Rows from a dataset

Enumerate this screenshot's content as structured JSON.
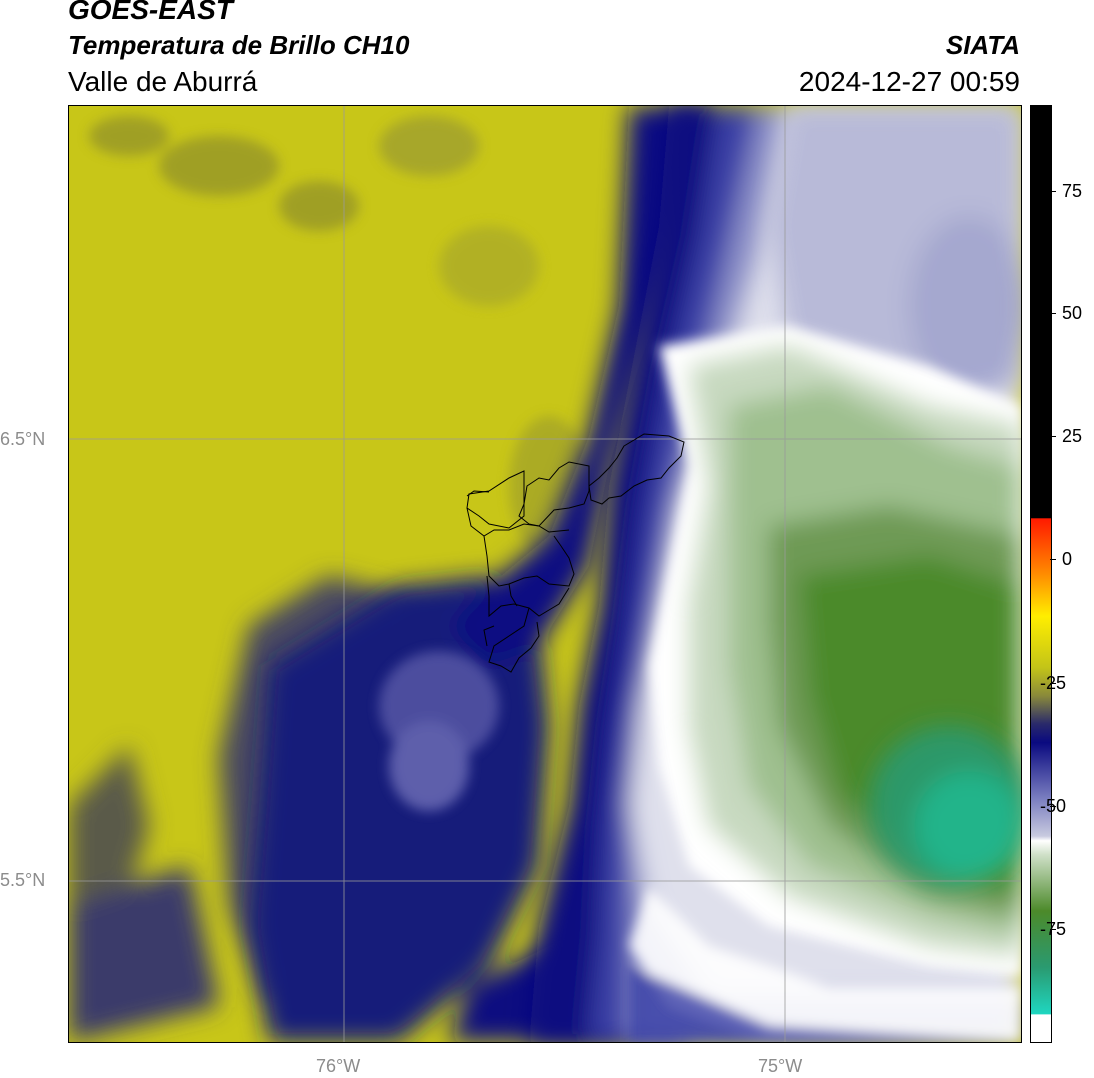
{
  "header": {
    "satellite": "GOES-EAST",
    "product": "Temperatura de Brillo CH10",
    "region": "Valle de Aburrá",
    "organization": "SIATA",
    "timestamp": "2024-12-27 00:59"
  },
  "map": {
    "lat_labels": [
      "6.5°N",
      "5.5°N"
    ],
    "lon_labels": [
      "76°W",
      "75°W"
    ]
  },
  "colorbar": {
    "tick_labels": [
      "75",
      "50",
      "25",
      "0",
      "-25",
      "-50",
      "-75"
    ],
    "colors": {
      "black_band": "#000000",
      "red": "#ff1a00",
      "orange": "#ff8c00",
      "yellow": "#ffee00",
      "olive": "#c3c418",
      "dark_navy": "#0a0a80",
      "lavender": "#c8cadf",
      "white": "#ffffff",
      "green": "#4c8a2a",
      "teal": "#1fd6c0"
    }
  }
}
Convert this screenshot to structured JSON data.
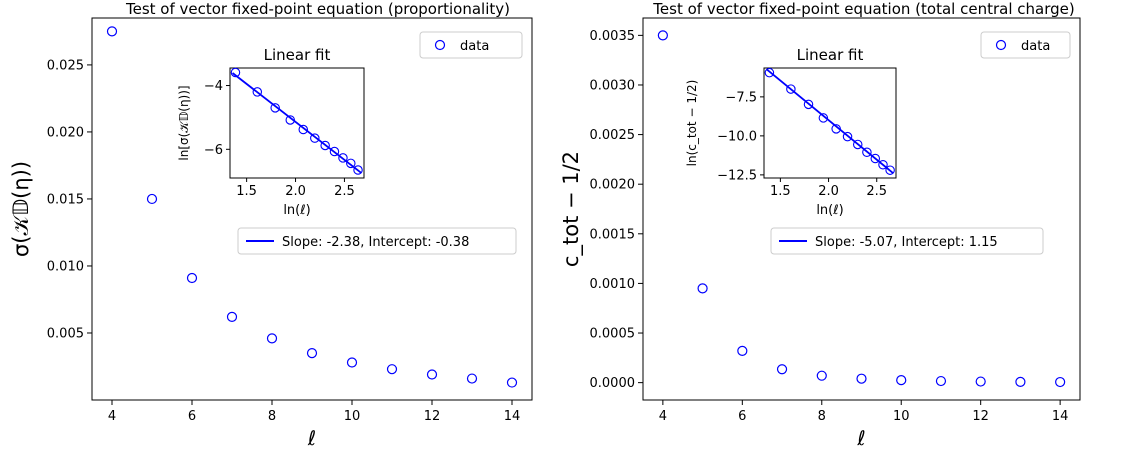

● STATED EXERCISE
Leave out every picture and copy the rest of the records exactly.

● THE ANSWER
Enumerate this screenshot's content as structured JSON.
{
  "header": {
    "satellite": "GOES-EAST",
    "product": "Temperatura de Brillo CH10",
    "region": "Valle de Aburrá",
    "organization": "SIATA",
    "timestamp": "2024-12-27 00:59"
  },
  "map": {
    "lat_labels": [
      "6.5°N",
      "5.5°N"
    ],
    "lon_labels": [
      "76°W",
      "75°W"
    ]
  },
  "colorbar": {
    "tick_labels": [
      "75",
      "50",
      "25",
      "0",
      "-25",
      "-50",
      "-75"
    ],
    "colors": {
      "black_band": "#000000",
      "red": "#ff1a00",
      "orange": "#ff8c00",
      "yellow": "#ffee00",
      "olive": "#c3c418",
      "dark_navy": "#0a0a80",
      "lavender": "#c8cadf",
      "white": "#ffffff",
      "green": "#4c8a2a",
      "teal": "#1fd6c0"
    }
  }
}
Convert this screenshot to structured JSON data.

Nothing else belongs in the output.